Goal
Go through the material and write it all out exactly, minus the pictures.

Rows from a figure dataset
>> BEGIN

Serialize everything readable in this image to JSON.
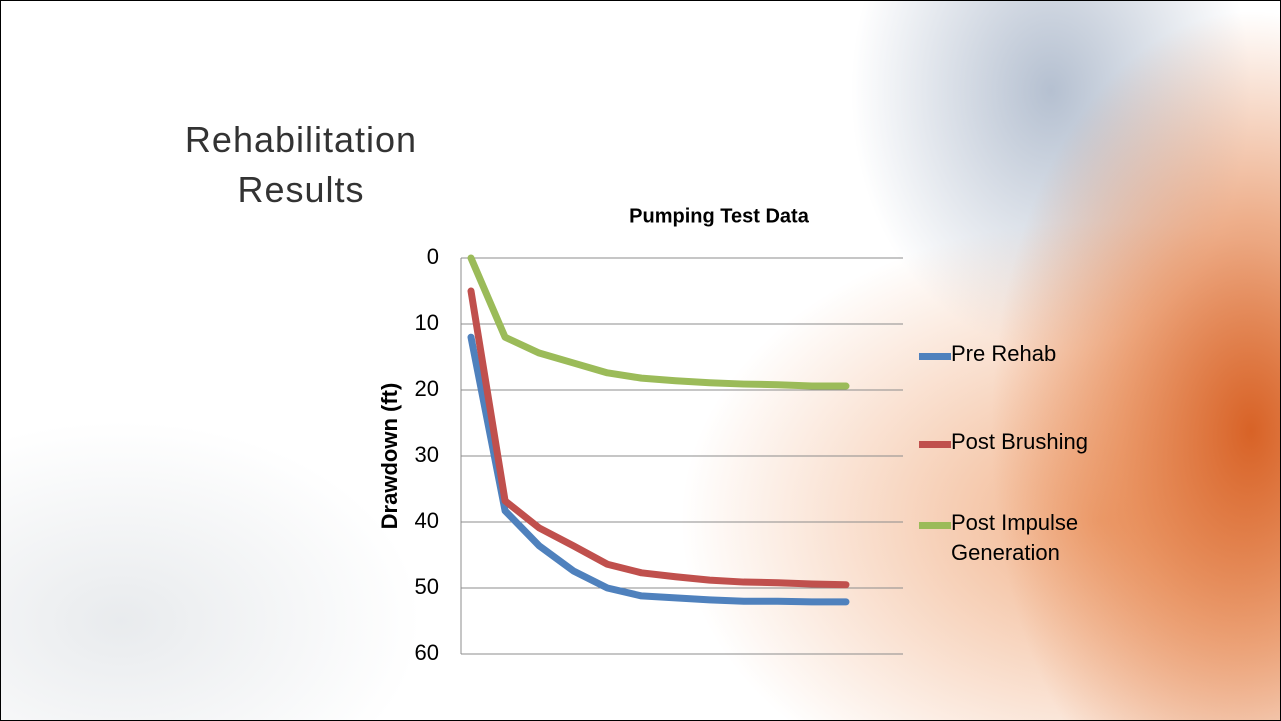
{
  "slide": {
    "title_line1": "Rehabilitation",
    "title_line2": "Results"
  },
  "chart_data": {
    "type": "line",
    "title": "Pumping Test Data",
    "y_label": "Drawdown (ft)",
    "categories": [
      null,
      null,
      null,
      null,
      null,
      null,
      null,
      null,
      null,
      null,
      null,
      null
    ],
    "series": [
      {
        "name": "Pre Rehab",
        "color": "#4f81bd",
        "values": [
          12,
          38.3,
          43.6,
          47.4,
          50,
          51.2,
          51.5,
          51.8,
          52,
          52,
          52.1,
          52.1
        ]
      },
      {
        "name": "Post Brushing",
        "color": "#c0504d",
        "values": [
          5,
          36.8,
          40.9,
          43.6,
          46.4,
          47.7,
          48.3,
          48.8,
          49.1,
          49.2,
          49.4,
          49.5
        ]
      },
      {
        "name": "Post Impulse Generation",
        "color": "#9bbb59",
        "values": [
          0,
          12,
          14.4,
          15.9,
          17.4,
          18.2,
          18.6,
          18.9,
          19.1,
          19.2,
          19.4,
          19.4
        ]
      }
    ],
    "ylim": [
      0,
      60
    ],
    "yticks": [
      0,
      10,
      20,
      30,
      40,
      50,
      60
    ],
    "y_reversed": true,
    "grid": true,
    "legend": "right"
  }
}
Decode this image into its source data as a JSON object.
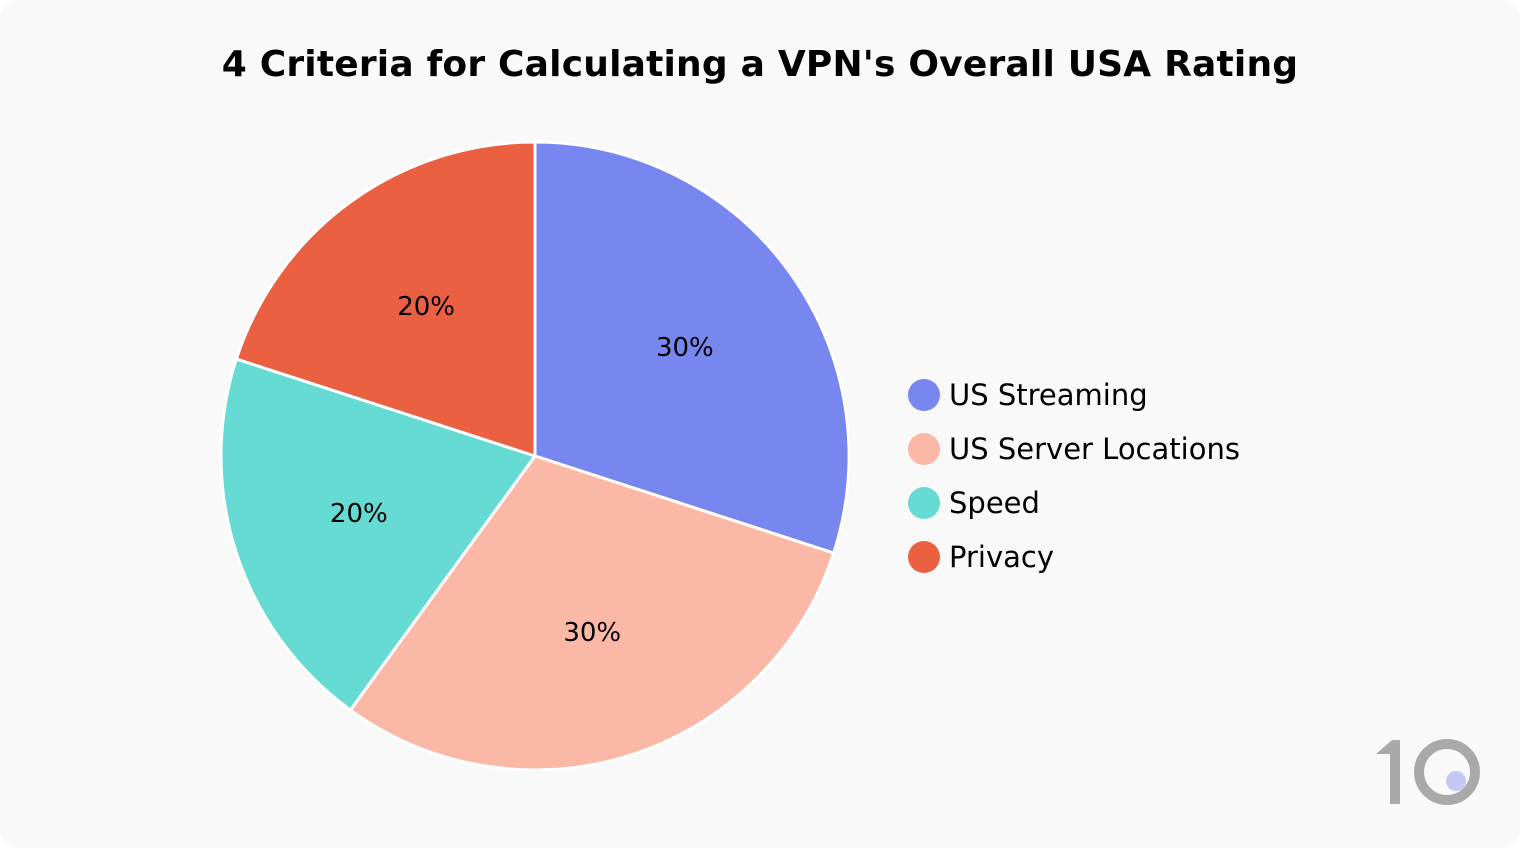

>> END

Worked solution
Serialize everything readable in this image to JSON.
{
  "slide": {
    "title_line1": "Rehabilitation",
    "title_line2": "Results"
  },
  "chart_data": {
    "type": "line",
    "title": "Pumping Test Data",
    "y_label": "Drawdown (ft)",
    "categories": [
      null,
      null,
      null,
      null,
      null,
      null,
      null,
      null,
      null,
      null,
      null,
      null
    ],
    "series": [
      {
        "name": "Pre Rehab",
        "color": "#4f81bd",
        "values": [
          12,
          38.3,
          43.6,
          47.4,
          50,
          51.2,
          51.5,
          51.8,
          52,
          52,
          52.1,
          52.1
        ]
      },
      {
        "name": "Post Brushing",
        "color": "#c0504d",
        "values": [
          5,
          36.8,
          40.9,
          43.6,
          46.4,
          47.7,
          48.3,
          48.8,
          49.1,
          49.2,
          49.4,
          49.5
        ]
      },
      {
        "name": "Post Impulse Generation",
        "color": "#9bbb59",
        "values": [
          0,
          12,
          14.4,
          15.9,
          17.4,
          18.2,
          18.6,
          18.9,
          19.1,
          19.2,
          19.4,
          19.4
        ]
      }
    ],
    "ylim": [
      0,
      60
    ],
    "yticks": [
      0,
      10,
      20,
      30,
      40,
      50,
      60
    ],
    "y_reversed": true,
    "grid": true,
    "legend": "right"
  }
}
Decode this image into its source data as a JSON object.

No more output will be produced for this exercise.